* Start *

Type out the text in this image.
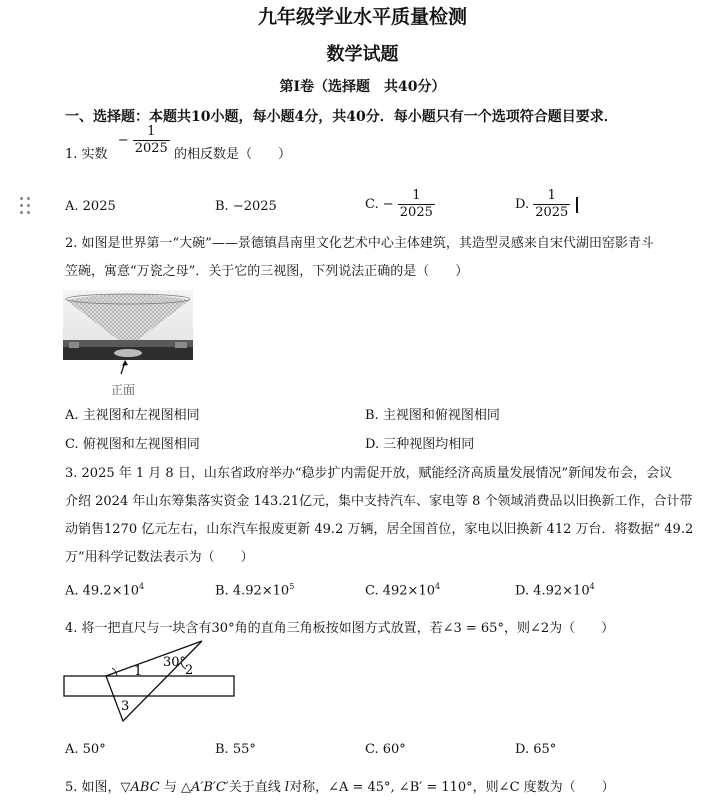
九年级学业水平质量检测
数学试题
第Ⅰ卷（选择题　共40分）
一、选择题：本题共10小题，每小题4分，共40分．每小题只有一个选项符合题目要求．
1. 实数 − $\frac{1}{2025}$ 的相反数是（　　）
A. 2025	B. −2025	C. − $\frac{1}{2025}$	D. $\frac{1}{2025}$

2. 如图是世界第一“大碗”——景德镇昌南里文化艺术中心主体建筑，其造型灵感来自宋代湖田窑影青斗
笠碗，寓意“万瓷之母”．关于它的三视图，下列说法正确的是（　　）
正面
A. 主视图和左视图相同	B. 主视图和俯视图相同
C. 俯视图和左视图相同	D. 三种视图均相同
3. 2025 年 1 月 8 日，山东省政府举办“稳步扩内需促开放，赋能经济高质量发展情况”新闻发布会，会议
介绍 2024 年山东筹集落实资金 143.21亿元，集中支持汽车、家电等 8 个领域消费品以旧换新工作，合计带
动销售1270 亿元左右，山东汽车报废更新 49.2 万辆，居全国首位，家电以旧换新 412 万台．将数据“ 49.2
万”用科学记数法表示为（　　）
A. $49.2\times 10^4$	B. $4.92\times 10^5$	C. $492\times 10^4$	D. $4.92\times 10^4$
4. 将一把直尺与一块含有30°角的直角三角板按如图方式放置，若∠3 = 65°，则∠2为（　　）
1
30°
2
3
A. 50°	B. 55°	C. 60°	D. 65°
5. 如图，▽ABC 与 △A′B′C′关于直线 l对称，∠A = 45°, ∠B′ = 110°，则∠C 度数为（　　）
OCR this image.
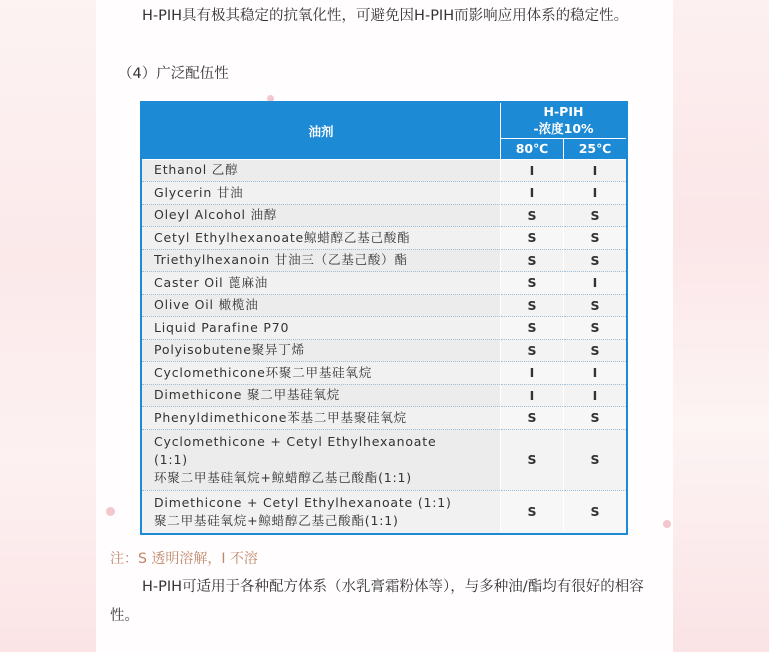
H-PIH具有极其稳定的抗氧化性，可避免因H-PIH而影响应用体系的稳定性。

（4）广泛配伍性
油剂	H-PIH
-浓度10%	

	80℃	25℃
Ethanol 乙醇	I	I
Glycerin 甘油	I	I
Oleyl Alcohol 油醇	S	S
Cetyl Ethylhexanoate鲸蜡醇乙基己酸酯	S	S
Triethylhexanoin 甘油三（乙基己酸）酯	S	S
Caster Oil 蓖麻油	S	I
Olive Oil 橄榄油	S	S
Liquid Parafine P70	S	S
Polyisobutene聚异丁烯	S	S
Cyclomethicone环聚二甲基硅氧烷	I	I
Dimethicone 聚二甲基硅氧烷	I	I
Phenyldimethicone苯基二甲基聚硅氧烷	S	S

Cyclomethicone + Cetyl Ethylhexanoate
(1:1)
环聚二甲基硅氧烷+鲸蜡醇乙基己酸酯(1:1)	S	S

Dimethicone + Cetyl Ethylhexanoate (1:1)
聚二甲基硅氧烷+鲸蜡醇乙基己酸酯(1:1)	S	S
注：S 透明溶解，I 不溶

H-PIH可适用于各种配方体系（水乳膏霜粉体等），与多种油/酯均有很好的相容性。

* End *

● Problem
Leave out the pictures and return every record word for word.

● Complete output
Type out the text in this image.
九年级学业水平质量检测
数学试题
第Ⅰ卷（选择题　共40分）
一、选择题：本题共10小题，每小题4分，共40分．每小题只有一个选项符合题目要求．
1. 实数 − $\frac{1}{2025}$ 的相反数是（　　）
A. 2025	B. −2025	C. − $\frac{1}{2025}$	D. $\frac{1}{2025}$

2. 如图是世界第一“大碗”——景德镇昌南里文化艺术中心主体建筑，其造型灵感来自宋代湖田窑影青斗
笠碗，寓意“万瓷之母”．关于它的三视图，下列说法正确的是（　　）
正面
A. 主视图和左视图相同	B. 主视图和俯视图相同
C. 俯视图和左视图相同	D. 三种视图均相同
3. 2025 年 1 月 8 日，山东省政府举办“稳步扩内需促开放，赋能经济高质量发展情况”新闻发布会，会议
介绍 2024 年山东筹集落实资金 143.21亿元，集中支持汽车、家电等 8 个领域消费品以旧换新工作，合计带
动销售1270 亿元左右，山东汽车报废更新 49.2 万辆，居全国首位，家电以旧换新 412 万台．将数据“ 49.2
万”用科学记数法表示为（　　）
A. $49.2\times 10^4$	B. $4.92\times 10^5$	C. $492\times 10^4$	D. $4.92\times 10^4$
4. 将一把直尺与一块含有30°角的直角三角板按如图方式放置，若∠3 = 65°，则∠2为（　　）
1
30°
2
3
A. 50°	B. 55°	C. 60°	D. 65°
5. 如图，▽ABC 与 △A′B′C′关于直线 l对称，∠A = 45°, ∠B′ = 110°，则∠C 度数为（　　）
OCR this image.
H-PIH具有极其稳定的抗氧化性，可避免因H-PIH而影响应用体系的稳定性。

（4）广泛配伍性
油剂	H-PIH
-浓度10%	

	80℃	25℃
Ethanol 乙醇	I	I
Glycerin 甘油	I	I
Oleyl Alcohol 油醇	S	S
Cetyl Ethylhexanoate鲸蜡醇乙基己酸酯	S	S
Triethylhexanoin 甘油三（乙基己酸）酯	S	S
Caster Oil 蓖麻油	S	I
Olive Oil 橄榄油	S	S
Liquid Parafine P70	S	S
Polyisobutene聚异丁烯	S	S
Cyclomethicone环聚二甲基硅氧烷	I	I
Dimethicone 聚二甲基硅氧烷	I	I
Phenyldimethicone苯基二甲基聚硅氧烷	S	S

Cyclomethicone + Cetyl Ethylhexanoate
(1:1)
环聚二甲基硅氧烷+鲸蜡醇乙基己酸酯(1:1)	S	S

Dimethicone + Cetyl Ethylhexanoate (1:1)
聚二甲基硅氧烷+鲸蜡醇乙基己酸酯(1:1)	S	S
注：S 透明溶解，I 不溶

H-PIH可适用于各种配方体系（水乳膏霜粉体等），与多种油/酯均有很好的相容性。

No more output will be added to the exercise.